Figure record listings
+ + + + +

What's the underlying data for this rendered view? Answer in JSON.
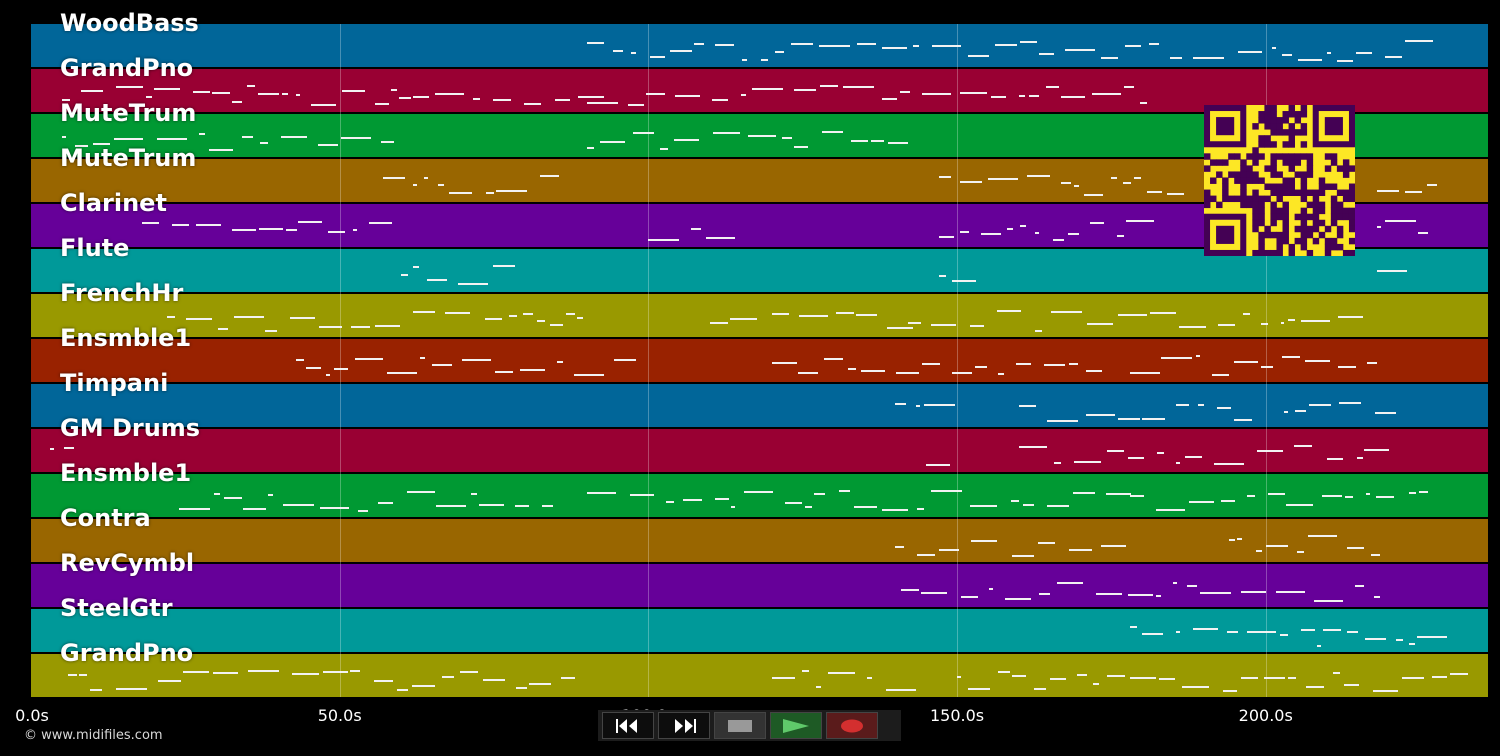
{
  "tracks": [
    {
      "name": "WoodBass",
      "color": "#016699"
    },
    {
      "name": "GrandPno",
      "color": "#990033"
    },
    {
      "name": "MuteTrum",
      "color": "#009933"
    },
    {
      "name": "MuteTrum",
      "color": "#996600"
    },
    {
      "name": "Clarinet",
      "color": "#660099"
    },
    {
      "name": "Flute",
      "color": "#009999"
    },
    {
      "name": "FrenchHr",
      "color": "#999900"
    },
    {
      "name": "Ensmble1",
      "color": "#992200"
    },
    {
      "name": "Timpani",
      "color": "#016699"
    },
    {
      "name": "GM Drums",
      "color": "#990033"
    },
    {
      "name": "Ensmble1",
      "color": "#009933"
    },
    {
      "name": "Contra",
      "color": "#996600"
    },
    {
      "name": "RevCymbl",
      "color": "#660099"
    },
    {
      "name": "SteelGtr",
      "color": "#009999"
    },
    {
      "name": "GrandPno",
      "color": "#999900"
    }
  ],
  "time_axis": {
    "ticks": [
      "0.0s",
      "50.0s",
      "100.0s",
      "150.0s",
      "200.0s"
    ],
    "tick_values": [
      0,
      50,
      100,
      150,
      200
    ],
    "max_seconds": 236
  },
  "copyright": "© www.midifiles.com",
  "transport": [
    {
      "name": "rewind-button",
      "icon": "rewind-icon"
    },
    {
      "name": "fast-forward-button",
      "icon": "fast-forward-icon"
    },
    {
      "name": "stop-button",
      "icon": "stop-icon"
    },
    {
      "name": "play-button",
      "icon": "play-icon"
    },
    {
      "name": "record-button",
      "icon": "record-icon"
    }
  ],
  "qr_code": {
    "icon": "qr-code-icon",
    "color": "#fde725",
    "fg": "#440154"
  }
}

+ + + + +

Copy out all lines that carry the word "icon".

→ **EXERCISE RESPONSE**:
      "icon": "rewind-icon"
      "icon": "fast-forward-icon"
      "icon": "stop-icon"
      "icon": "play-icon"
      "icon": "record-icon"
    "icon": "qr-code-icon",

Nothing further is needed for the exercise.